Rows from a dataset:
━━━━━━━━━━━━━━━━━━━━━━━━━━━━━━

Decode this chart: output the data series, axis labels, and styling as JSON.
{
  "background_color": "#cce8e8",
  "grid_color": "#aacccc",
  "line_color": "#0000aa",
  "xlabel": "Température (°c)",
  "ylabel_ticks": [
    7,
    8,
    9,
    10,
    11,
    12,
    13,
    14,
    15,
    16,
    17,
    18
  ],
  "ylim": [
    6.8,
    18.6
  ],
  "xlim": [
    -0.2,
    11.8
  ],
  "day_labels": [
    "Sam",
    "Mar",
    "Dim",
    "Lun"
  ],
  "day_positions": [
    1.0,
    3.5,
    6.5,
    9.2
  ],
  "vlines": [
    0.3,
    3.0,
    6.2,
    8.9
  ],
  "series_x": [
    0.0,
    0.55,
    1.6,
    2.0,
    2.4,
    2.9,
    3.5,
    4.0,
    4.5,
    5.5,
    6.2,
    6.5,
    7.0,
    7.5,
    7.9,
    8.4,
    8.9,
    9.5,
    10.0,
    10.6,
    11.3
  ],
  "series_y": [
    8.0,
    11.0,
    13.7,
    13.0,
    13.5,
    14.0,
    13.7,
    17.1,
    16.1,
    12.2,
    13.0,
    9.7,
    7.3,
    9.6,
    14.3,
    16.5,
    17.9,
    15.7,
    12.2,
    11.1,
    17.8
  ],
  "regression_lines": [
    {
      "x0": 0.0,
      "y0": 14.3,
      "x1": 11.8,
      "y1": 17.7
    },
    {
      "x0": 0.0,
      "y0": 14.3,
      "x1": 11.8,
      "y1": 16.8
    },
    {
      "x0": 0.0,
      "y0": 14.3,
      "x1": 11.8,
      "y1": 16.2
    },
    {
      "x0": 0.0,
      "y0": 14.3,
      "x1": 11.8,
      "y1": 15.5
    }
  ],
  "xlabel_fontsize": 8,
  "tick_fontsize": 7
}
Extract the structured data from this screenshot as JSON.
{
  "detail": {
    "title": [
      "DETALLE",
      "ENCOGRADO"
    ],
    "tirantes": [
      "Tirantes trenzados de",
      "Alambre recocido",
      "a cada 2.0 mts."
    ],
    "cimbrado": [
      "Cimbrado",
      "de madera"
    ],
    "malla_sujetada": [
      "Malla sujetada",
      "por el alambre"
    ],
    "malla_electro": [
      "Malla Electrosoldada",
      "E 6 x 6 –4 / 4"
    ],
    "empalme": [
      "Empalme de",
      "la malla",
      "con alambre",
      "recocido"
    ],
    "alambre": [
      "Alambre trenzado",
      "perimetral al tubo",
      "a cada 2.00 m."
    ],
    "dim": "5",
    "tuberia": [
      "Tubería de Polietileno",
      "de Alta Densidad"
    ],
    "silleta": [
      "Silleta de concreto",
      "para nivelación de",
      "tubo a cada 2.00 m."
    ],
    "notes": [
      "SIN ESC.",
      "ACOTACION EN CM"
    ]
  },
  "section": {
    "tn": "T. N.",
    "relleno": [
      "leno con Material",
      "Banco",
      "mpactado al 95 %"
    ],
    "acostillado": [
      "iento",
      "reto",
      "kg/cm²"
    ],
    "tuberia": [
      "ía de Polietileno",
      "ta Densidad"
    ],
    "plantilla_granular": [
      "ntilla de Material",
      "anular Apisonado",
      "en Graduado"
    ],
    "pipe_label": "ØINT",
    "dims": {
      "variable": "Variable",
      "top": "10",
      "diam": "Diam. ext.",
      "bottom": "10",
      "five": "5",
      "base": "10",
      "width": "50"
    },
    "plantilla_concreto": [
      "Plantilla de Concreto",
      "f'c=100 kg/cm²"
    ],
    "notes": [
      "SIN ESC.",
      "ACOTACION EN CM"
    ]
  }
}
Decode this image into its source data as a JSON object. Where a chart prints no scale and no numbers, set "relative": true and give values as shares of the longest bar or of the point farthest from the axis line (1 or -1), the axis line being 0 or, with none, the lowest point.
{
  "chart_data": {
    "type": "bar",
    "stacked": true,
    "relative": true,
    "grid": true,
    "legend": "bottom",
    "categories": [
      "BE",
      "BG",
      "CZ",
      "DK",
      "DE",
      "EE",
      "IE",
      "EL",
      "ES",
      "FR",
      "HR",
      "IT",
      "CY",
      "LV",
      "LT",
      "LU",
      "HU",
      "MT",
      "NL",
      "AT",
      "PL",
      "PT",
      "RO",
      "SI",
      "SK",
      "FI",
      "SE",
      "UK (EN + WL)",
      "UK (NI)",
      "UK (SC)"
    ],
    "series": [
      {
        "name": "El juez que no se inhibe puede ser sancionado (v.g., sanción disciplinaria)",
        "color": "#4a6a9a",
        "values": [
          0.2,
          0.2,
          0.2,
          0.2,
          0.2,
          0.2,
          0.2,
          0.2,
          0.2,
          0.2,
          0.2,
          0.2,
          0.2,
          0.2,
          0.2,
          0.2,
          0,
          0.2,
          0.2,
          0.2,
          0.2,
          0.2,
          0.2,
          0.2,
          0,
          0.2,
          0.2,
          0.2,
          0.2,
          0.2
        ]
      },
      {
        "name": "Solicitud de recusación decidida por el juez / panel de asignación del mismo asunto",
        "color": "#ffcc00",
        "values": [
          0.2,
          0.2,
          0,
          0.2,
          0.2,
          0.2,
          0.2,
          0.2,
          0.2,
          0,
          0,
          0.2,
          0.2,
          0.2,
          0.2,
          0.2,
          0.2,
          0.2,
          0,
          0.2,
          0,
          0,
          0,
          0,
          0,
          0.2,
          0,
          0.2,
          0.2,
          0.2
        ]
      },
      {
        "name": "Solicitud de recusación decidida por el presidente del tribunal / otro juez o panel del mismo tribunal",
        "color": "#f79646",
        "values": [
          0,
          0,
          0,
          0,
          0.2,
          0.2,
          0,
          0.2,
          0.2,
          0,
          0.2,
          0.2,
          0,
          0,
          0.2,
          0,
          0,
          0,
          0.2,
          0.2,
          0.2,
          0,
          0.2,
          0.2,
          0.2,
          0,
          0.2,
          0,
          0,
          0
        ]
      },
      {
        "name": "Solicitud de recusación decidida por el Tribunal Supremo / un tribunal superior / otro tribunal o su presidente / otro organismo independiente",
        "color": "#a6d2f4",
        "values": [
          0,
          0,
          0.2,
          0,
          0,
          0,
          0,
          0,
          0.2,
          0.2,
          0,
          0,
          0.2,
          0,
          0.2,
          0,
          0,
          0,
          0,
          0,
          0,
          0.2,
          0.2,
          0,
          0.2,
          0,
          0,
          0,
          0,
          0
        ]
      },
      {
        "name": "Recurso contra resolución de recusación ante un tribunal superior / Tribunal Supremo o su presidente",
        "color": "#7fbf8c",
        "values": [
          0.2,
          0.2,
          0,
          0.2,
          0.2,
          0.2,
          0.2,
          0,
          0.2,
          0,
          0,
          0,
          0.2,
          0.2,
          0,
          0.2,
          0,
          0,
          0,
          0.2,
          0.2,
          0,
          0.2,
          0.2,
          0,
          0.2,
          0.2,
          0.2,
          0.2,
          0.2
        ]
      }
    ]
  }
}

━━━━━━━━━━━━━━━━━━━━━━━━━━━━━━

**WHAT YOU SHOULD DO**
Here, the records must be output exactly and in full.

**ANSWER TO THE PROBLEM**
Decode this chart: output the data series, axis labels, and styling as JSON.
{
  "background_color": "#cce8e8",
  "grid_color": "#aacccc",
  "line_color": "#0000aa",
  "xlabel": "Température (°c)",
  "ylabel_ticks": [
    7,
    8,
    9,
    10,
    11,
    12,
    13,
    14,
    15,
    16,
    17,
    18
  ],
  "ylim": [
    6.8,
    18.6
  ],
  "xlim": [
    -0.2,
    11.8
  ],
  "day_labels": [
    "Sam",
    "Mar",
    "Dim",
    "Lun"
  ],
  "day_positions": [
    1.0,
    3.5,
    6.5,
    9.2
  ],
  "vlines": [
    0.3,
    3.0,
    6.2,
    8.9
  ],
  "series_x": [
    0.0,
    0.55,
    1.6,
    2.0,
    2.4,
    2.9,
    3.5,
    4.0,
    4.5,
    5.5,
    6.2,
    6.5,
    7.0,
    7.5,
    7.9,
    8.4,
    8.9,
    9.5,
    10.0,
    10.6,
    11.3
  ],
  "series_y": [
    8.0,
    11.0,
    13.7,
    13.0,
    13.5,
    14.0,
    13.7,
    17.1,
    16.1,
    12.2,
    13.0,
    9.7,
    7.3,
    9.6,
    14.3,
    16.5,
    17.9,
    15.7,
    12.2,
    11.1,
    17.8
  ],
  "regression_lines": [
    {
      "x0": 0.0,
      "y0": 14.3,
      "x1": 11.8,
      "y1": 17.7
    },
    {
      "x0": 0.0,
      "y0": 14.3,
      "x1": 11.8,
      "y1": 16.8
    },
    {
      "x0": 0.0,
      "y0": 14.3,
      "x1": 11.8,
      "y1": 16.2
    },
    {
      "x0": 0.0,
      "y0": 14.3,
      "x1": 11.8,
      "y1": 15.5
    }
  ],
  "xlabel_fontsize": 8,
  "tick_fontsize": 7
}
Extract the structured data from this screenshot as JSON.
{
  "detail": {
    "title": [
      "DETALLE",
      "ENCOGRADO"
    ],
    "tirantes": [
      "Tirantes trenzados de",
      "Alambre recocido",
      "a cada 2.0 mts."
    ],
    "cimbrado": [
      "Cimbrado",
      "de madera"
    ],
    "malla_sujetada": [
      "Malla sujetada",
      "por el alambre"
    ],
    "malla_electro": [
      "Malla Electrosoldada",
      "E 6 x 6 –4 / 4"
    ],
    "empalme": [
      "Empalme de",
      "la malla",
      "con alambre",
      "recocido"
    ],
    "alambre": [
      "Alambre trenzado",
      "perimetral al tubo",
      "a cada 2.00 m."
    ],
    "dim": "5",
    "tuberia": [
      "Tubería de Polietileno",
      "de Alta Densidad"
    ],
    "silleta": [
      "Silleta de concreto",
      "para nivelación de",
      "tubo a cada 2.00 m."
    ],
    "notes": [
      "SIN ESC.",
      "ACOTACION EN CM"
    ]
  },
  "section": {
    "tn": "T. N.",
    "relleno": [
      "leno con Material",
      "Banco",
      "mpactado al 95 %"
    ],
    "acostillado": [
      "iento",
      "reto",
      "kg/cm²"
    ],
    "tuberia": [
      "ía de Polietileno",
      "ta Densidad"
    ],
    "plantilla_granular": [
      "ntilla de Material",
      "anular Apisonado",
      "en Graduado"
    ],
    "pipe_label": "ØINT",
    "dims": {
      "variable": "Variable",
      "top": "10",
      "diam": "Diam. ext.",
      "bottom": "10",
      "five": "5",
      "base": "10",
      "width": "50"
    },
    "plantilla_concreto": [
      "Plantilla de Concreto",
      "f'c=100 kg/cm²"
    ],
    "notes": [
      "SIN ESC.",
      "ACOTACION EN CM"
    ]
  }
}
Decode this image into its source data as a JSON object. Where a chart prints no scale and no numbers, set "relative": true and give values as shares of the longest bar or of the point farthest from the axis line (1 or -1), the axis line being 0 or, with none, the lowest point.
{
  "chart_data": {
    "type": "bar",
    "stacked": true,
    "relative": true,
    "grid": true,
    "legend": "bottom",
    "categories": [
      "BE",
      "BG",
      "CZ",
      "DK",
      "DE",
      "EE",
      "IE",
      "EL",
      "ES",
      "FR",
      "HR",
      "IT",
      "CY",
      "LV",
      "LT",
      "LU",
      "HU",
      "MT",
      "NL",
      "AT",
      "PL",
      "PT",
      "RO",
      "SI",
      "SK",
      "FI",
      "SE",
      "UK (EN + WL)",
      "UK (NI)",
      "UK (SC)"
    ],
    "series": [
      {
        "name": "El juez que no se inhibe puede ser sancionado (v.g., sanción disciplinaria)",
        "color": "#4a6a9a",
        "values": [
          0.2,
          0.2,
          0.2,
          0.2,
          0.2,
          0.2,
          0.2,
          0.2,
          0.2,
          0.2,
          0.2,
          0.2,
          0.2,
          0.2,
          0.2,
          0.2,
          0,
          0.2,
          0.2,
          0.2,
          0.2,
          0.2,
          0.2,
          0.2,
          0,
          0.2,
          0.2,
          0.2,
          0.2,
          0.2
        ]
      },
      {
        "name": "Solicitud de recusación decidida por el juez / panel de asignación del mismo asunto",
        "color": "#ffcc00",
        "values": [
          0.2,
          0.2,
          0,
          0.2,
          0.2,
          0.2,
          0.2,
          0.2,
          0.2,
          0,
          0,
          0.2,
          0.2,
          0.2,
          0.2,
          0.2,
          0.2,
          0.2,
          0,
          0.2,
          0,
          0,
          0,
          0,
          0,
          0.2,
          0,
          0.2,
          0.2,
          0.2
        ]
      },
      {
        "name": "Solicitud de recusación decidida por el presidente del tribunal / otro juez o panel del mismo tribunal",
        "color": "#f79646",
        "values": [
          0,
          0,
          0,
          0,
          0.2,
          0.2,
          0,
          0.2,
          0.2,
          0,
          0.2,
          0.2,
          0,
          0,
          0.2,
          0,
          0,
          0,
          0.2,
          0.2,
          0.2,
          0,
          0.2,
          0.2,
          0.2,
          0,
          0.2,
          0,
          0,
          0
        ]
      },
      {
        "name": "Solicitud de recusación decidida por el Tribunal Supremo / un tribunal superior / otro tribunal o su presidente / otro organismo independiente",
        "color": "#a6d2f4",
        "values": [
          0,
          0,
          0.2,
          0,
          0,
          0,
          0,
          0,
          0.2,
          0.2,
          0,
          0,
          0.2,
          0,
          0.2,
          0,
          0,
          0,
          0,
          0,
          0,
          0.2,
          0.2,
          0,
          0.2,
          0,
          0,
          0,
          0,
          0
        ]
      },
      {
        "name": "Recurso contra resolución de recusación ante un tribunal superior / Tribunal Supremo o su presidente",
        "color": "#7fbf8c",
        "values": [
          0.2,
          0.2,
          0,
          0.2,
          0.2,
          0.2,
          0.2,
          0,
          0.2,
          0,
          0,
          0,
          0.2,
          0.2,
          0,
          0.2,
          0,
          0,
          0,
          0.2,
          0.2,
          0,
          0.2,
          0.2,
          0,
          0.2,
          0.2,
          0.2,
          0.2,
          0.2
        ]
      }
    ]
  }
}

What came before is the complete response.